**TASK BRIEF:**
Every line with the word "продукции" in it should be extracted from the data that follows.

[Dataset excerpt]
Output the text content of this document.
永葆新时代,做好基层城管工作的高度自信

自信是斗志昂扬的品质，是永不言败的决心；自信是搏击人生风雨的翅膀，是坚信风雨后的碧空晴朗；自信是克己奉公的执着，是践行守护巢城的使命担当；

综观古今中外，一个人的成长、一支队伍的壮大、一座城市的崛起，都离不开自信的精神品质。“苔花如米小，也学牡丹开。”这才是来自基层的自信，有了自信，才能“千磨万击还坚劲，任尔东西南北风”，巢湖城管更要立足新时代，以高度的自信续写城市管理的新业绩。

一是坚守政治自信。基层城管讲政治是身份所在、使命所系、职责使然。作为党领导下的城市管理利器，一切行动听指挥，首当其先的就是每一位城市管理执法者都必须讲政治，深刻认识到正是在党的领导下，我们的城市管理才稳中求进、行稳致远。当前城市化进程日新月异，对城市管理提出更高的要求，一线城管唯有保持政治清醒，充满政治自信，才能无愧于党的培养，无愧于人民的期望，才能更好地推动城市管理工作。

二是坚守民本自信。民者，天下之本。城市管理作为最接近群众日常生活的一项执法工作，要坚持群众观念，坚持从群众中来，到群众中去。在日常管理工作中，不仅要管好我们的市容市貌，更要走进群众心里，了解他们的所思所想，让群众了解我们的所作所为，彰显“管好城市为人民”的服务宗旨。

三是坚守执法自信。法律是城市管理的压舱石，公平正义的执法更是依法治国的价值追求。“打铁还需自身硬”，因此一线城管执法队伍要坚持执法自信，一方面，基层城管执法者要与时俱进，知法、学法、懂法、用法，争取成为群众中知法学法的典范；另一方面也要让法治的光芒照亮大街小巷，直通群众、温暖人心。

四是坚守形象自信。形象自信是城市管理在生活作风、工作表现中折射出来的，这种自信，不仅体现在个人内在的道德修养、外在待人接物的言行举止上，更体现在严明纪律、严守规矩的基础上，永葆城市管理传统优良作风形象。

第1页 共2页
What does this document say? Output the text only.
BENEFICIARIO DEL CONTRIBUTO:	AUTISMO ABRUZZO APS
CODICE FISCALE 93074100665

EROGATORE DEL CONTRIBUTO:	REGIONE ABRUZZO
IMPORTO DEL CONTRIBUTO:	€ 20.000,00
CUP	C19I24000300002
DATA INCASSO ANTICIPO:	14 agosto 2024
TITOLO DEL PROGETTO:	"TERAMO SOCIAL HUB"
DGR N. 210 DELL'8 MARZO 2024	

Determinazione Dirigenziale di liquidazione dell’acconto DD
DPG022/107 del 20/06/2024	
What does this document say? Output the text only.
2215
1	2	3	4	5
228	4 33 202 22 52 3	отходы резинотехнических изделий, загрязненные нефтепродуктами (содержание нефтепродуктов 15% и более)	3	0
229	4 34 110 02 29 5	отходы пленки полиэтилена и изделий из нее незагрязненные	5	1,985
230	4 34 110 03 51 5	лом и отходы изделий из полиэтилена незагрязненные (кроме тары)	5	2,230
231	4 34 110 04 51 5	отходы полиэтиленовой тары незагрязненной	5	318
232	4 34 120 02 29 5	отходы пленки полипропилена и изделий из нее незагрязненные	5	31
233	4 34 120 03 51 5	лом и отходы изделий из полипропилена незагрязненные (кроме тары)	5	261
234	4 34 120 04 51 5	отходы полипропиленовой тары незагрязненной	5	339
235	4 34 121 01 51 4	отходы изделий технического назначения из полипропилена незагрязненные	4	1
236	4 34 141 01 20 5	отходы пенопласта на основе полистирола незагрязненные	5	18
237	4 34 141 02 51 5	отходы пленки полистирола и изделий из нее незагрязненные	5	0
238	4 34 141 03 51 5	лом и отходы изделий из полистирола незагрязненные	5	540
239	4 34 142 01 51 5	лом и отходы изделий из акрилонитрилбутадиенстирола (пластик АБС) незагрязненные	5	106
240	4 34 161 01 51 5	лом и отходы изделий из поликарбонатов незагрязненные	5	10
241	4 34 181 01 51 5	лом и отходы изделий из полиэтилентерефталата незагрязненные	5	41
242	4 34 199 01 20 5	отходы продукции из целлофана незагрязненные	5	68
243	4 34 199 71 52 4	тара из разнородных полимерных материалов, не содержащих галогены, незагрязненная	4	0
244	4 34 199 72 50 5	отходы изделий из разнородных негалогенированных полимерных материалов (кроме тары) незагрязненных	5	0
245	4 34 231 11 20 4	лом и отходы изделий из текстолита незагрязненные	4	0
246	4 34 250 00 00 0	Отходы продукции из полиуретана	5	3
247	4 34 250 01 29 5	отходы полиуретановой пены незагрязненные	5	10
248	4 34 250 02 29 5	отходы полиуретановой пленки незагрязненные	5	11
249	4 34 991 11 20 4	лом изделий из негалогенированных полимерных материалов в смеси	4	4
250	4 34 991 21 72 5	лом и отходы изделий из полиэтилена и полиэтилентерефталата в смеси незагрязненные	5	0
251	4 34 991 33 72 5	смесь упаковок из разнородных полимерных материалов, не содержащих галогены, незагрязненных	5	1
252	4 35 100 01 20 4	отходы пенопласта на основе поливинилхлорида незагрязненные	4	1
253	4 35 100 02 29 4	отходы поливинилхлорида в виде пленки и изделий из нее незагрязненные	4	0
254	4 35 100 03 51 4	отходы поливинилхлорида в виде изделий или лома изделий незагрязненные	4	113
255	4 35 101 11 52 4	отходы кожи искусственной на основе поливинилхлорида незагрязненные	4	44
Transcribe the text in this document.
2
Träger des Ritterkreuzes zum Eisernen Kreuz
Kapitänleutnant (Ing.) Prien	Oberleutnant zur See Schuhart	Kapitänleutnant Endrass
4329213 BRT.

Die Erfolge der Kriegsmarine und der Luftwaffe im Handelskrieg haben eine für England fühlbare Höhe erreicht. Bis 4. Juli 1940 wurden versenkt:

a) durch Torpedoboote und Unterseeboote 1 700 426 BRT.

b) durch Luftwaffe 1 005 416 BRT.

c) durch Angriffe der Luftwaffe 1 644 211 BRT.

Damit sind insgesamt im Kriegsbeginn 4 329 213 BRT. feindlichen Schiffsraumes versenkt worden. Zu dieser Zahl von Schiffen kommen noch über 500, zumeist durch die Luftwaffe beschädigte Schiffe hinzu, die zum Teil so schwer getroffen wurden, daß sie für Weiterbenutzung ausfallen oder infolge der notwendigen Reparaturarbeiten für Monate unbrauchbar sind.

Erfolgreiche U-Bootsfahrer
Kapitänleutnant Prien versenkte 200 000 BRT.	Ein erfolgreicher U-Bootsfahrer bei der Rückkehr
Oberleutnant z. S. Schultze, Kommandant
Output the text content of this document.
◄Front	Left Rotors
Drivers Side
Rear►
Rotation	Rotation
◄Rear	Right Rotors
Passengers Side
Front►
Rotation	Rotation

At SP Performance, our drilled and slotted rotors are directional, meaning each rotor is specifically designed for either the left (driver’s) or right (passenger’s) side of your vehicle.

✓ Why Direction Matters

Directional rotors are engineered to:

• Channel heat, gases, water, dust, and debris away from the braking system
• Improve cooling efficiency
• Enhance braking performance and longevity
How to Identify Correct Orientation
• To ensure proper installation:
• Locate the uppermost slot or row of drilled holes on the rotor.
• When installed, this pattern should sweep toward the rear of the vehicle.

**TASK ANSWER:**
242	4 34 199 01 20 5	отходы продукции из целлофана незагрязненные	5	68
246	4 34 250 00 00 0	Отходы продукции из полиуретана	5	3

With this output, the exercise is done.